With the pictures left out, copy the listing below exactly.
[Begin Exercise input]
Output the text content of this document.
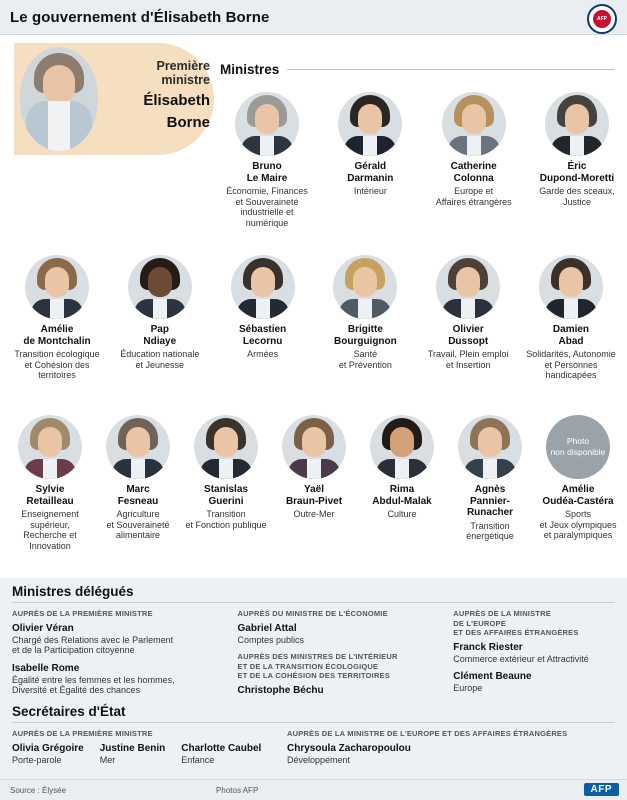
Le gouvernement d'Élisabeth Borne	AFP
Première
ministre
Élisabeth
Borne
Ministres
Bruno
Le Maire
Économie, Finances
et Souveraineté
industrielle et numérique
Gérald
Darmanin
Intérieur
Catherine
Colonna
Europe et
Affaires étrangères
Éric
Dupond-Moretti
Garde des sceaux,
Justice
Amélie
de Montchalin
Transition écologique
et Cohésion des territoires
Pap
Ndiaye
Éducation nationale
et Jeunesse
Sébastien
Lecornu
Armées
Brigitte
Bourguignon
Santé
et Prévention
Olivier
Dussopt
Travail, Plein emploi
et Insertion
Damien
Abad
Solidarités, Autonomie
et Personnes handicapées
Sylvie
Retailleau
Enseignement
supérieur,
Recherche et Innovation
Marc
Fesneau
Agriculture
et Souveraineté
alimentaire
Stanislas
Guerini
Transition
et Fonction publique
Yaël
Braun-Pivet
Outre-Mer
Rima
Abdul-Malak
Culture
Agnès
Pannier-Runacher
Transition
énergétique
Photo
non disponible
Amélie
Oudéa-Castéra
Sports
et Jeux olympiques
et paralympiques
Ministres délégués
AUPRÈS DE LA PREMIÈRE MINISTRE
Olivier Véran
Chargé des Relations avec le Parlement
et de la Participation citoyenne
Isabelle Rome
Égalité entre les femmes et les hommes,
Diversité et Égalité des chances
AUPRÈS DU MINISTRE DE L'ÉCONOMIE
Gabriel Attal
Comptes publics
AUPRÈS DES MINISTRES DE L'INTÉRIEUR
ET DE LA TRANSITION ÉCOLOGIQUE
ET DE LA COHÉSION DES TERRITOIRES
Christophe Béchu
AUPRÈS DE LA MINISTRE
DE L'EUROPE
ET DES AFFAIRES ÉTRANGÈRES
Franck Riester
Commerce extérieur et Attractivité
Clément Beaune
Europe
Secrétaires d'État
AUPRÈS DE LA PREMIÈRE MINISTRE
Olivia Grégoire
Porte-parole
Justine Benin
Mer
Charlotte Caubel
Enfance
AUPRÈS DE LA MINISTRE DE L'EUROPE ET DES AFFAIRES ÉTRANGÈRES
Chrysoula Zacharopoulou
Développement
Source : Élysée	Photos AFP	AFP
[End Exercise input]
[Output of the task]
Output the text content of this document.
Le gouvernement d'Élisabeth Borne	AFP
Première
ministre
Élisabeth
Borne
Ministres
Bruno
Le Maire
Économie, Finances
et Souveraineté
industrielle et numérique
Gérald
Darmanin
Intérieur
Catherine
Colonna
Europe et
Affaires étrangères
Éric
Dupond-Moretti
Garde des sceaux,
Justice
Amélie
de Montchalin
Transition écologique
et Cohésion des territoires
Pap
Ndiaye
Éducation nationale
et Jeunesse
Sébastien
Lecornu
Armées
Brigitte
Bourguignon
Santé
et Prévention
Olivier
Dussopt
Travail, Plein emploi
et Insertion
Damien
Abad
Solidarités, Autonomie
et Personnes handicapées
Sylvie
Retailleau
Enseignement
supérieur,
Recherche et Innovation
Marc
Fesneau
Agriculture
et Souveraineté
alimentaire
Stanislas
Guerini
Transition
et Fonction publique
Yaël
Braun-Pivet
Outre-Mer
Rima
Abdul-Malak
Culture
Agnès
Pannier-Runacher
Transition
énergétique
Photo
non disponible
Amélie
Oudéa-Castéra
Sports
et Jeux olympiques
et paralympiques
Ministres délégués
AUPRÈS DE LA PREMIÈRE MINISTRE
Olivier Véran
Chargé des Relations avec le Parlement
et de la Participation citoyenne
Isabelle Rome
Égalité entre les femmes et les hommes,
Diversité et Égalité des chances
AUPRÈS DU MINISTRE DE L'ÉCONOMIE
Gabriel Attal
Comptes publics
AUPRÈS DES MINISTRES DE L'INTÉRIEUR
ET DE LA TRANSITION ÉCOLOGIQUE
ET DE LA COHÉSION DES TERRITOIRES
Christophe Béchu
AUPRÈS DE LA MINISTRE
DE L'EUROPE
ET DES AFFAIRES ÉTRANGÈRES
Franck Riester
Commerce extérieur et Attractivité
Clément Beaune
Europe
Secrétaires d'État
AUPRÈS DE LA PREMIÈRE MINISTRE
Olivia Grégoire
Porte-parole
Justine Benin
Mer
Charlotte Caubel
Enfance
AUPRÈS DE LA MINISTRE DE L'EUROPE ET DES AFFAIRES ÉTRANGÈRES
Chrysoula Zacharopoulou
Développement
Source : Élysée	Photos AFP	AFP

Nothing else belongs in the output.